Excerpt:
....
Content-Disposition: inline
In-Reply-To: <5486D5DC.1050902@redbarn.org>
User-Agent: Mutt/1.5.23 (2014-03-12)
Archived-At: http://mailarchive.ietf.org/arch/msg/dnsop/U9Ddf-QiYQACPFs1BzWd2MJPyag
Cc: dnsop@ietf.org
Subject: Re: [DNSOP] Application level DNS message fragmentation
X-BeenThere: dnsop@ietf.org
X-Mailman-Version: 2.1.15
Precedence: list
List-Id: IETF DNSOP WG mailing list <dnsop.ietf.org>
List-Unsubscribe: <https://www.ietf.org/mailman/options/dnsop>, <mailto:dnsop-request@ietf.org?subject=unsubscribe>
List-Archive: <http://www.ietf.org/mail-archive/web/dnsop/>
List-Post: <mailto:dnsop@ietf.org>
List-Help: <mailto:dnsop-request@ietf.org?subject=help>
List-Subscribe: <https://www.ietf.org/mailman/listinfo/dnsop>, <mailto:dnsop-request@ietf.org?subject=subscribe>
X-List-Received-Date: Thu, 11 Dec 2014 09:26:23 -0000

Hi Paul

I've started preparing a draft on Stephen Morris's suggestion.

On Tue, Dec 09, 2014 at 02:58:36AM -0800, Paul Vixie wrote:
> there is no reason to support this in non-EDNS. if someone won't upgrade
> to EDNS, then (1) we have no responsibility toward improving their DNS
> experience, and (2) they probably will not upgrade to this multi-message
> proposal either. (arguments of the form, "we want this to work when both
> endpoints can do EDNS but the middlebox forbids EDNS", are answered by
> noting that middleboxes probably would not permit multi-message DNS,
> either.)

Nod. FRAGMENT would be an EDNS option. Also note that we drop down to up
to 512 in BIND even with EDNS (don't remember off the top of my mind if
it is UDP payload or including all headers), which is perfectly fine for
the case where PMTU is small and DO=1 is required (though it won't be
very successful).

> i think there is no PMTU that works. marka has fought this battle for a
> long time, and he's currently suggesting 1280-(headersize) for IPv6 and
> 1500-(headersize) for IPv4, period. my hope is that any recommendation
> for application-level fragmentation for DNS on UDP/53 would say
> "MAX(reliably determined PMTU, MIN(client's offered buffer size, 1500 or
> 1280 depending on transport protocol))."

I didn't think of suggesting a fragment size in the draft any more than
what RFCs up to EDNS(0) discuss for DNS message sizes, but I'll keep
this in mind. You'll see the draft and you can suggest changes about
this.

I'll ask Mark about this, but the PMTU determination (or rather, a
payload size that works as PMTU can be lower) is from the client's
side. As it misses responses from the server, it lowers the offered
buffer size and retries. The server-side would use this offered buffer
size (and perhaps its link MTU to avoid IP fragments at source). The
server side can't determine the PMTU as it doesn't get acks.
....
Given material:
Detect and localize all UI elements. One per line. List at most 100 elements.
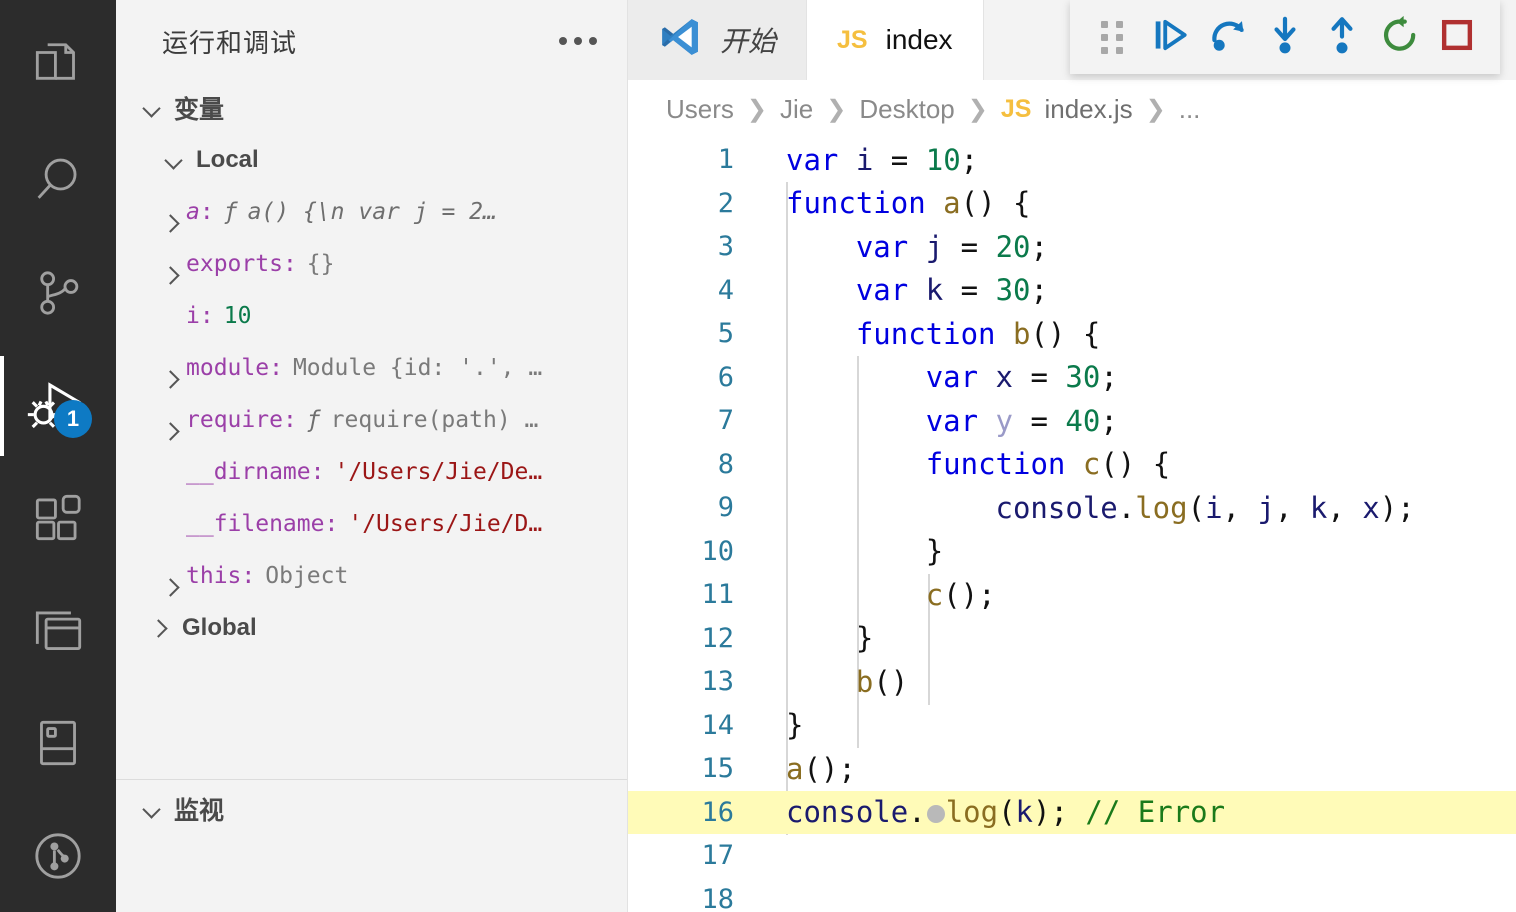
....
Given request 1: Restate word for word the part of the email starting with "I didn't think" and going on through "doesn't get acks.".
Given request 2: According to the email, why can't the server side determine the PMTU?
The listing isn't needed here.

Task solution 1:
I didn't think of suggesting a fragment size in the draft any more than
what RFCs up to EDNS(0) discuss for DNS message sizes, but I'll keep
this in mind. You'll see the draft and you can suggest changes about
this.

I'll ask Mark about this, but the PMTU determination (or rather, a
payload size that works as PMTU can be lower) is from the client's
side. As it misses responses from the server, it lowers the offered
buffer size and retries. The server-side would use this offered buffer
size (and perhaps its link MTU to avoid IP fragments at source). The
server side can't determine the PMTU as it doesn't get acks.

Task solution 2: It doesn't get acks.